Stated problem
Pictures are not part of the answer. Return the lines from the one containing "Serialize everything readable" through the end of the data, both included, exactly as they appear.

Data supplied
※ ※ ※
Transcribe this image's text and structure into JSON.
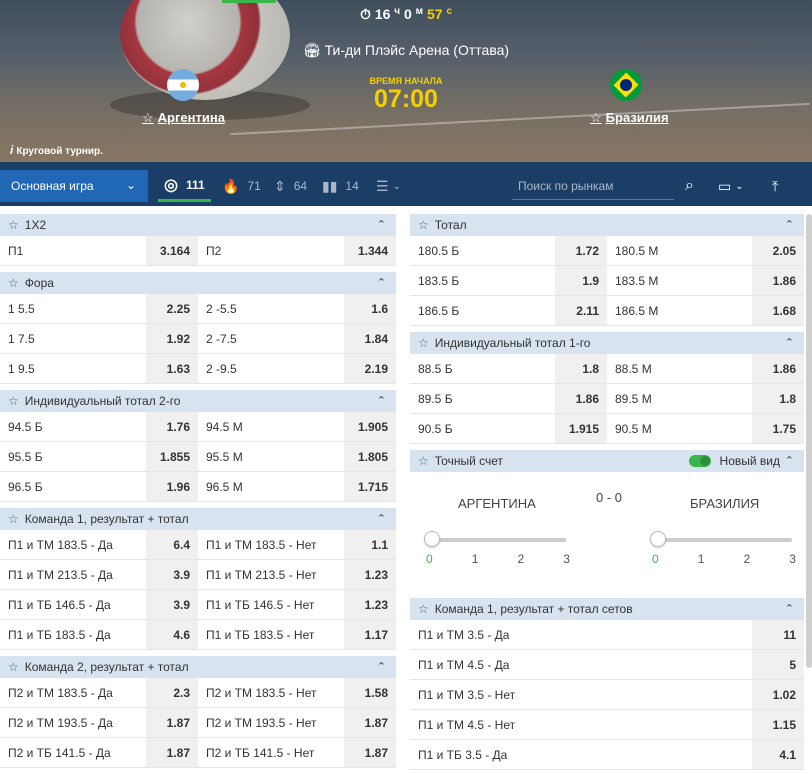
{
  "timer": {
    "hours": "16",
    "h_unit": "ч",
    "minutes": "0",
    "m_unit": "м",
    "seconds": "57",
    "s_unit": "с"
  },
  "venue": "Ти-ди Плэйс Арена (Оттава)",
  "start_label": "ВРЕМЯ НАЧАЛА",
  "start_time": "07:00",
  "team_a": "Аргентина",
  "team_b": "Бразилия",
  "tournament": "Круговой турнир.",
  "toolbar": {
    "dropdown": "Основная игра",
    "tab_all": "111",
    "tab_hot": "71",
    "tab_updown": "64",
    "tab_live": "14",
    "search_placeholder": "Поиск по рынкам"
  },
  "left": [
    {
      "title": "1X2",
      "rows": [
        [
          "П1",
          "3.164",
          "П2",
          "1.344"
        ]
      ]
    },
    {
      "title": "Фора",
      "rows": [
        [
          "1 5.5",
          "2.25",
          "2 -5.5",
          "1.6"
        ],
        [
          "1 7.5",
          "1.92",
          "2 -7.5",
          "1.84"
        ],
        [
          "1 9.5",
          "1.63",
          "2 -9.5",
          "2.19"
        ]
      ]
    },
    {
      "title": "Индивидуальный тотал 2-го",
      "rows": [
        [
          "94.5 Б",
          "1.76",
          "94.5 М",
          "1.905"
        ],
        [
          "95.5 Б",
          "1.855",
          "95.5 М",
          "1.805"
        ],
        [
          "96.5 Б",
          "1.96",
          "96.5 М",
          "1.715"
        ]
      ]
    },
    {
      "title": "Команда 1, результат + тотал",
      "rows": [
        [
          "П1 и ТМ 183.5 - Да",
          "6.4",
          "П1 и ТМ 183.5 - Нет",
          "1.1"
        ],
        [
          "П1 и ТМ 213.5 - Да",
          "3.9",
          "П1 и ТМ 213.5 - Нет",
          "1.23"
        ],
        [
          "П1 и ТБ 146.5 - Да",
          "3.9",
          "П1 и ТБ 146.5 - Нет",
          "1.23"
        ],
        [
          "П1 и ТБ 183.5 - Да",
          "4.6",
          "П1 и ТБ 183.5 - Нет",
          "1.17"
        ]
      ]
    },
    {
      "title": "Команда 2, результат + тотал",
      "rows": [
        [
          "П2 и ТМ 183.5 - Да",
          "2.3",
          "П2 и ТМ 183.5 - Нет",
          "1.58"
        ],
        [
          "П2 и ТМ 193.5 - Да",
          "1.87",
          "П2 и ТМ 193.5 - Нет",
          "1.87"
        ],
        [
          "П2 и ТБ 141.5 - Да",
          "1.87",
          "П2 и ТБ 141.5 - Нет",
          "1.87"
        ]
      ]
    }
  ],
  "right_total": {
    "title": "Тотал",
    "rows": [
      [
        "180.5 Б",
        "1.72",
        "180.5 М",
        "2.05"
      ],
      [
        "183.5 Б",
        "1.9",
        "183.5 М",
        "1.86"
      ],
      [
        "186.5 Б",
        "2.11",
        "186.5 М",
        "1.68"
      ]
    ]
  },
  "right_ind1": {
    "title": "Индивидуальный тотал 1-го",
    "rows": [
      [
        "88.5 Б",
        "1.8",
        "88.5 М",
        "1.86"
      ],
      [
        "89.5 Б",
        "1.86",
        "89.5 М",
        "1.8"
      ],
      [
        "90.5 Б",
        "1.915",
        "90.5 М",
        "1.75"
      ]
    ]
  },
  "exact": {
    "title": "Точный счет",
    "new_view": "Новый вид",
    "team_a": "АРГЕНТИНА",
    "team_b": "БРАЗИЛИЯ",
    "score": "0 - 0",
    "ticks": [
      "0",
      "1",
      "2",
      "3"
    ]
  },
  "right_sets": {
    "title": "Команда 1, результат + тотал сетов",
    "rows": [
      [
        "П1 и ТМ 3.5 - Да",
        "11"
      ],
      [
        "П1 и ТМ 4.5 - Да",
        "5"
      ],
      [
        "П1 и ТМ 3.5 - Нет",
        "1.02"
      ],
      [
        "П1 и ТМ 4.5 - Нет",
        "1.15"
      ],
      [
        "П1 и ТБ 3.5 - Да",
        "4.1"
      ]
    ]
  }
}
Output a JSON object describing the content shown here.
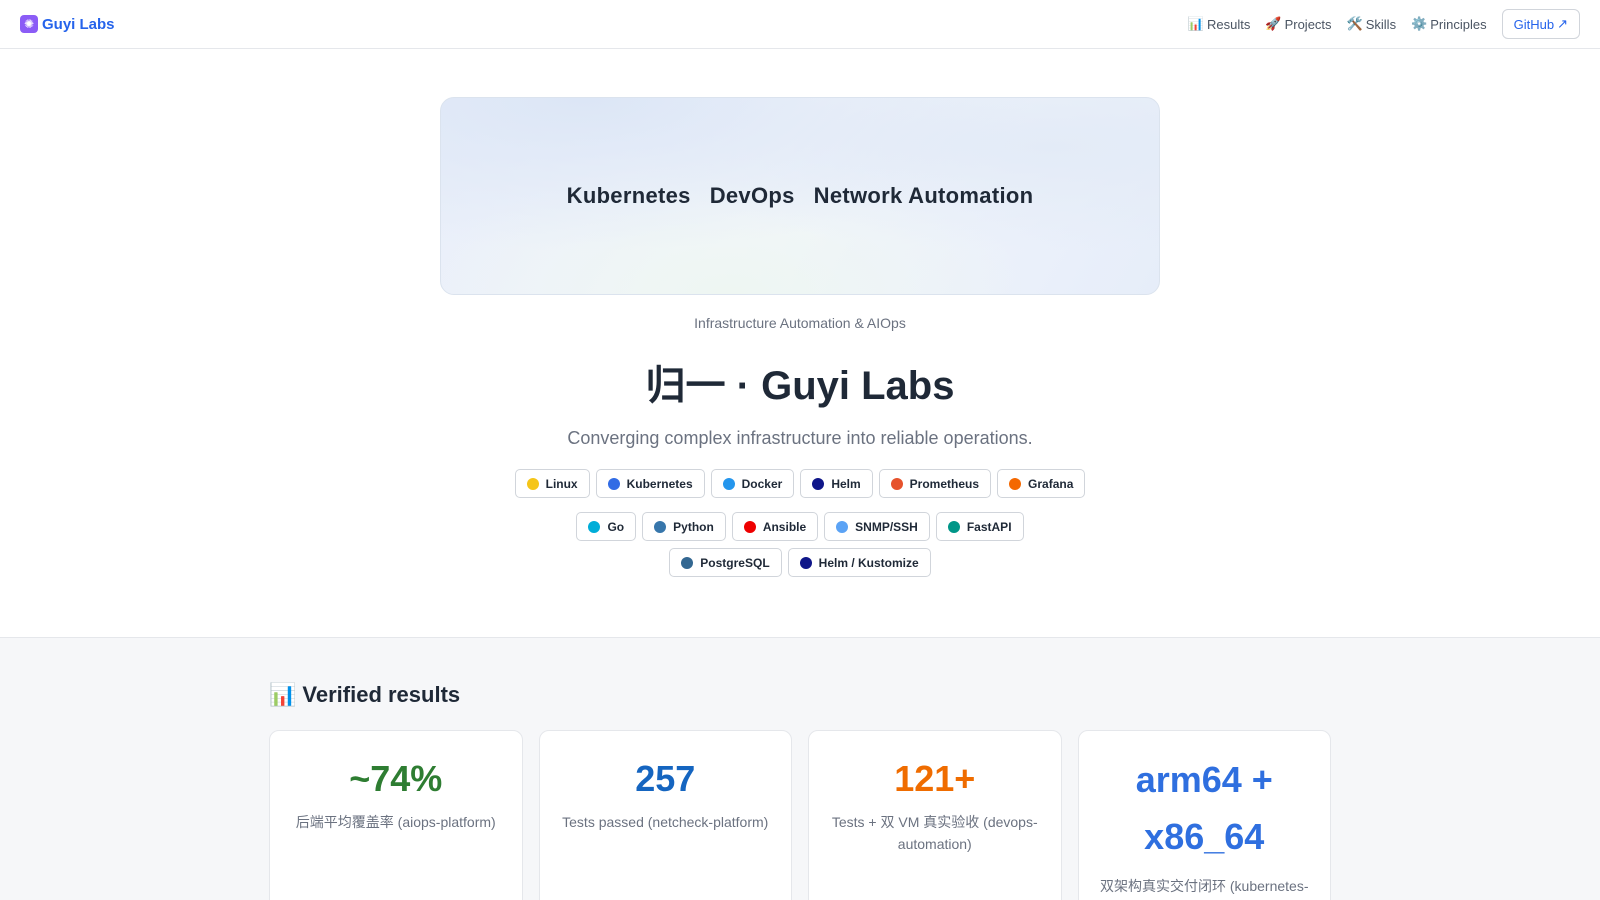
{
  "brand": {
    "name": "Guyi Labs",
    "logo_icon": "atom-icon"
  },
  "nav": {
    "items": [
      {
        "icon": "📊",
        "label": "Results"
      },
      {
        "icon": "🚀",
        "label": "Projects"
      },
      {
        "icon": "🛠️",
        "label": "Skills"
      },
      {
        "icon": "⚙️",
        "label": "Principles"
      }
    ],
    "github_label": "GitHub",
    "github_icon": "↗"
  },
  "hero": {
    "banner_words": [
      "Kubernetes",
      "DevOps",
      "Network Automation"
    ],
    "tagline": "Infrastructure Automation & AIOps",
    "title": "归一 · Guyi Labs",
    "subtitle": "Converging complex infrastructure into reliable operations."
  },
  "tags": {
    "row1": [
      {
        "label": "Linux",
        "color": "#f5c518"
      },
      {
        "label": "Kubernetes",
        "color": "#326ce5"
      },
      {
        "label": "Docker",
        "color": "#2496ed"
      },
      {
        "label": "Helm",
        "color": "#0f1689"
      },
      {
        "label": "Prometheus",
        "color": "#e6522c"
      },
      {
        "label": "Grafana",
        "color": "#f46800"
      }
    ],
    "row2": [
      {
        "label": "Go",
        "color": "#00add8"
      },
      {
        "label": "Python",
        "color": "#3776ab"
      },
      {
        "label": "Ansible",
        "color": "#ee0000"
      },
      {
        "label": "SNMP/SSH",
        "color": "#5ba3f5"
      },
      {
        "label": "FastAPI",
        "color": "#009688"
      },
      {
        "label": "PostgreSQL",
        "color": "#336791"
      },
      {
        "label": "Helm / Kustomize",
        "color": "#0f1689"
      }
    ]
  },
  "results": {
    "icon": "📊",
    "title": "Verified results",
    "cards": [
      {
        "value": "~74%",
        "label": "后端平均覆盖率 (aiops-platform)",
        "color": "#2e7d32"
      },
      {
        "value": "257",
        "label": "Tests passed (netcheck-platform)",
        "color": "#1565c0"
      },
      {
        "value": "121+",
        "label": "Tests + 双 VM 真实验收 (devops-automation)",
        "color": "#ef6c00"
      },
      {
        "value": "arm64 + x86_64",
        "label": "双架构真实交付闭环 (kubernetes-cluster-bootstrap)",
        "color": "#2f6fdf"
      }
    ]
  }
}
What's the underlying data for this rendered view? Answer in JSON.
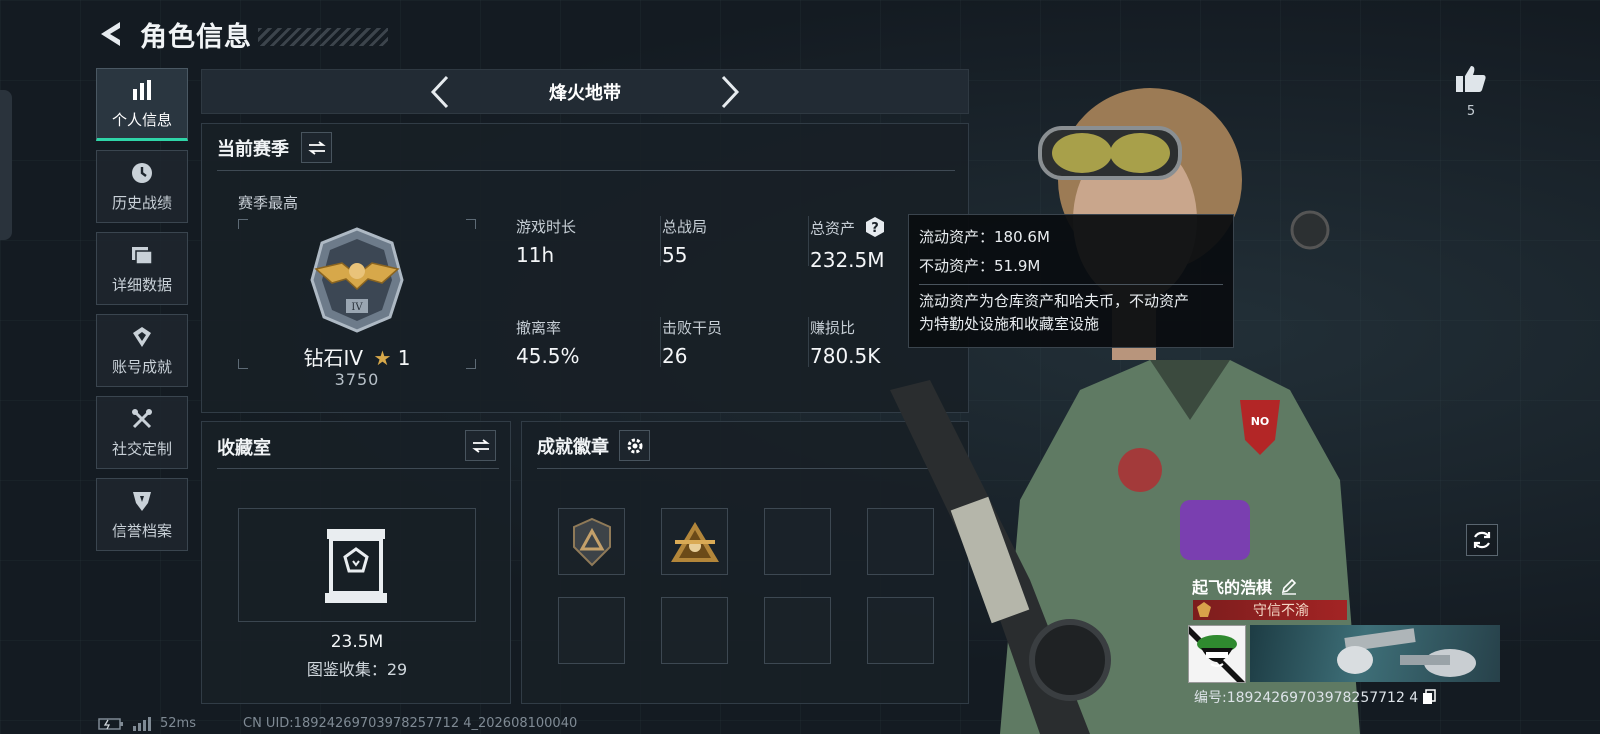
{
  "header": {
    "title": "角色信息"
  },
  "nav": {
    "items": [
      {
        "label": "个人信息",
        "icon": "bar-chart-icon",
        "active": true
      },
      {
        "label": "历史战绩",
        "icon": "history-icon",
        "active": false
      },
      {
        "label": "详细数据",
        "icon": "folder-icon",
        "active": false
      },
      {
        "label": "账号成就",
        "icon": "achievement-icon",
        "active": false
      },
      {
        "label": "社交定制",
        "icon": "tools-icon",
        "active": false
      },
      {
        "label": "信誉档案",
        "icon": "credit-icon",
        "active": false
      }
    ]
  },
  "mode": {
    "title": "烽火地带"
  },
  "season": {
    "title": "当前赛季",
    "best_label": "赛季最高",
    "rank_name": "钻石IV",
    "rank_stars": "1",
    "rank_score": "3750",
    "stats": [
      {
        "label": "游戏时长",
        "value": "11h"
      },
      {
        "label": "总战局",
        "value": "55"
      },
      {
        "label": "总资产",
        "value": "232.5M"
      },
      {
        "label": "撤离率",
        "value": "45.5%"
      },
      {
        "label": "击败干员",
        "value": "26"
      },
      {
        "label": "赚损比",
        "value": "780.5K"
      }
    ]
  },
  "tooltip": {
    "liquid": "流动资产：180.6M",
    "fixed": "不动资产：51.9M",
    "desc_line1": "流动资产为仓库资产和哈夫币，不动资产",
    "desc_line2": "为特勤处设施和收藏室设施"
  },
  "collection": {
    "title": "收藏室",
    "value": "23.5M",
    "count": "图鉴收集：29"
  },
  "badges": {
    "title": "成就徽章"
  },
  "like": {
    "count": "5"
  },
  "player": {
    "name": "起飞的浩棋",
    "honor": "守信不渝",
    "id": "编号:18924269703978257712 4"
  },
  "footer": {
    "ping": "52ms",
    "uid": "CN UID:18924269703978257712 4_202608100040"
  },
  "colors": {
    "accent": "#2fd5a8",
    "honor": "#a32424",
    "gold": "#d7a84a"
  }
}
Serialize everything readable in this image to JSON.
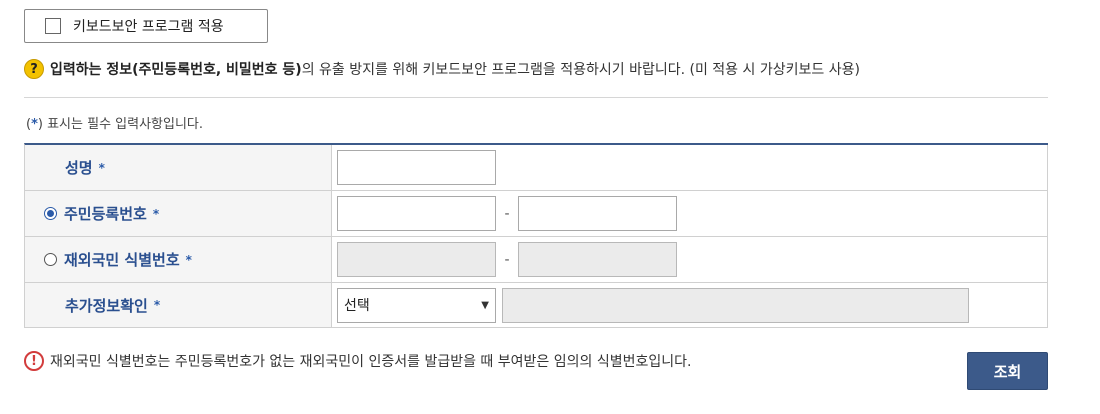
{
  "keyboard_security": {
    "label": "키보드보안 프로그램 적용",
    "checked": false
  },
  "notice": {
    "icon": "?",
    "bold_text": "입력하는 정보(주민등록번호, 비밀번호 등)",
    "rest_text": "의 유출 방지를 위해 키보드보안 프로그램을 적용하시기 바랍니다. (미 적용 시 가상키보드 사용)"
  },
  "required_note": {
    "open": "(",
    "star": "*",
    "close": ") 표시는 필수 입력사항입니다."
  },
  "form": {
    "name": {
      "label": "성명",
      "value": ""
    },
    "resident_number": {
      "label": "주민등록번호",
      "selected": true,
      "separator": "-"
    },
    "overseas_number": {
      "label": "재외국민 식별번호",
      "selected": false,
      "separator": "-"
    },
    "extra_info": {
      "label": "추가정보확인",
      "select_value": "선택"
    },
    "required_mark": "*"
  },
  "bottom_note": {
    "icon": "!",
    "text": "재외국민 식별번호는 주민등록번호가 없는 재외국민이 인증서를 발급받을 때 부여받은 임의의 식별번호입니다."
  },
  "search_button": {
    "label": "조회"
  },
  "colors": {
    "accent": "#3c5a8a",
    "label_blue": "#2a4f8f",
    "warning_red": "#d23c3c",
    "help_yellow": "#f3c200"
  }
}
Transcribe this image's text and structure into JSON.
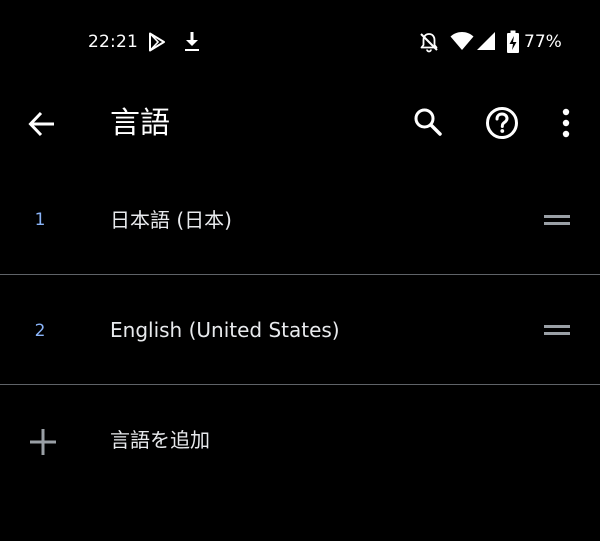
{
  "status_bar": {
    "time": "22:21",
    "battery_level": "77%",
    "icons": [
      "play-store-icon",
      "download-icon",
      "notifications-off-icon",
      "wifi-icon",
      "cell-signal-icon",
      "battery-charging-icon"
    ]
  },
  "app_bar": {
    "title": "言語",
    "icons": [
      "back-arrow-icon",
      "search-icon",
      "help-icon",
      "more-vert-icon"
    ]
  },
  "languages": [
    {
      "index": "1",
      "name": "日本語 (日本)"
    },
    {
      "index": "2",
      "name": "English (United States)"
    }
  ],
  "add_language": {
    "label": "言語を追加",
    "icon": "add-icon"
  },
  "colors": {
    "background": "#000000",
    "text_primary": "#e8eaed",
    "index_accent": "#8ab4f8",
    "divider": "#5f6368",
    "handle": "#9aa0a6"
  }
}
※ ※ ※
Task solution
Serialize everything readable in this image to JSON.
{
  "keyboard_security": {
    "label": "키보드보안 프로그램 적용",
    "checked": false
  },
  "notice": {
    "icon": "?",
    "bold_text": "입력하는 정보(주민등록번호, 비밀번호 등)",
    "rest_text": "의 유출 방지를 위해 키보드보안 프로그램을 적용하시기 바랍니다. (미 적용 시 가상키보드 사용)"
  },
  "required_note": {
    "open": "(",
    "star": "*",
    "close": ") 표시는 필수 입력사항입니다."
  },
  "form": {
    "name": {
      "label": "성명",
      "value": ""
    },
    "resident_number": {
      "label": "주민등록번호",
      "selected": true,
      "separator": "-"
    },
    "overseas_number": {
      "label": "재외국민 식별번호",
      "selected": false,
      "separator": "-"
    },
    "extra_info": {
      "label": "추가정보확인",
      "select_value": "선택"
    },
    "required_mark": "*"
  },
  "bottom_note": {
    "icon": "!",
    "text": "재외국민 식별번호는 주민등록번호가 없는 재외국민이 인증서를 발급받을 때 부여받은 임의의 식별번호입니다."
  },
  "search_button": {
    "label": "조회"
  },
  "colors": {
    "accent": "#3c5a8a",
    "label_blue": "#2a4f8f",
    "warning_red": "#d23c3c",
    "help_yellow": "#f3c200"
  }
}
Transcribe this image's text and structure into JSON.
{
  "status_bar": {
    "time": "22:21",
    "battery_level": "77%",
    "icons": [
      "play-store-icon",
      "download-icon",
      "notifications-off-icon",
      "wifi-icon",
      "cell-signal-icon",
      "battery-charging-icon"
    ]
  },
  "app_bar": {
    "title": "言語",
    "icons": [
      "back-arrow-icon",
      "search-icon",
      "help-icon",
      "more-vert-icon"
    ]
  },
  "languages": [
    {
      "index": "1",
      "name": "日本語 (日本)"
    },
    {
      "index": "2",
      "name": "English (United States)"
    }
  ],
  "add_language": {
    "label": "言語を追加",
    "icon": "add-icon"
  },
  "colors": {
    "background": "#000000",
    "text_primary": "#e8eaed",
    "index_accent": "#8ab4f8",
    "divider": "#5f6368",
    "handle": "#9aa0a6"
  }
}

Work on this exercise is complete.